Work to be completed ->
Every line below is to be quoted exactly, with nothing added or dropped.

◆ ◆ ◆ ◆ ◆ ◆ ◆

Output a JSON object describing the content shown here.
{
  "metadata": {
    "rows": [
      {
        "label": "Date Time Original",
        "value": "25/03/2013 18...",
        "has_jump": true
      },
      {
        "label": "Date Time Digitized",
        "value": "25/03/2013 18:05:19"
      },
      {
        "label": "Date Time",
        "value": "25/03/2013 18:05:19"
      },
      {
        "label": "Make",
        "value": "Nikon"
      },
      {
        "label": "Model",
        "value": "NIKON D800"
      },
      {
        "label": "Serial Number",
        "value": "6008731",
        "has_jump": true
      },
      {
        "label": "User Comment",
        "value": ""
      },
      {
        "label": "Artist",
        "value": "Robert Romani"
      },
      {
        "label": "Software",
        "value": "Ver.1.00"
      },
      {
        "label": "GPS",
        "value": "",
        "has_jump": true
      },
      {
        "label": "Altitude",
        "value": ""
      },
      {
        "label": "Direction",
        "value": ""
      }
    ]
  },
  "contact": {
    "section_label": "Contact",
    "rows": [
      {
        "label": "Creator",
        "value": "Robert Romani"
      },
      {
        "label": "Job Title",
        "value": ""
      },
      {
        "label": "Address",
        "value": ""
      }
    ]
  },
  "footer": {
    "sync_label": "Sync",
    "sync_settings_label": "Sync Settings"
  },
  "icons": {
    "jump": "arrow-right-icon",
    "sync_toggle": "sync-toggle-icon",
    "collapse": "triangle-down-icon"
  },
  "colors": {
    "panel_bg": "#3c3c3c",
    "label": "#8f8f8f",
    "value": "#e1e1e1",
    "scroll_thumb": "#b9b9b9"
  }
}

◆ ◆ ◆ ◆ ◆ ◆ ◆

Answer to the problem ->
Output a JSON object describing the content shown here.
{
  "metadata": {
    "rows": [
      {
        "label": "Date Time Original",
        "value": "25/03/2013 18...",
        "has_jump": true
      },
      {
        "label": "Date Time Digitized",
        "value": "25/03/2013 18:05:19"
      },
      {
        "label": "Date Time",
        "value": "25/03/2013 18:05:19"
      },
      {
        "label": "Make",
        "value": "Nikon"
      },
      {
        "label": "Model",
        "value": "NIKON D800"
      },
      {
        "label": "Serial Number",
        "value": "6008731",
        "has_jump": true
      },
      {
        "label": "User Comment",
        "value": ""
      },
      {
        "label": "Artist",
        "value": "Robert Romani"
      },
      {
        "label": "Software",
        "value": "Ver.1.00"
      },
      {
        "label": "GPS",
        "value": "",
        "has_jump": true
      },
      {
        "label": "Altitude",
        "value": ""
      },
      {
        "label": "Direction",
        "value": ""
      }
    ]
  },
  "contact": {
    "section_label": "Contact",
    "rows": [
      {
        "label": "Creator",
        "value": "Robert Romani"
      },
      {
        "label": "Job Title",
        "value": ""
      },
      {
        "label": "Address",
        "value": ""
      }
    ]
  },
  "footer": {
    "sync_label": "Sync",
    "sync_settings_label": "Sync Settings"
  },
  "icons": {
    "jump": "arrow-right-icon",
    "sync_toggle": "sync-toggle-icon",
    "collapse": "triangle-down-icon"
  },
  "colors": {
    "panel_bg": "#3c3c3c",
    "label": "#8f8f8f",
    "value": "#e1e1e1",
    "scroll_thumb": "#b9b9b9"
  }
}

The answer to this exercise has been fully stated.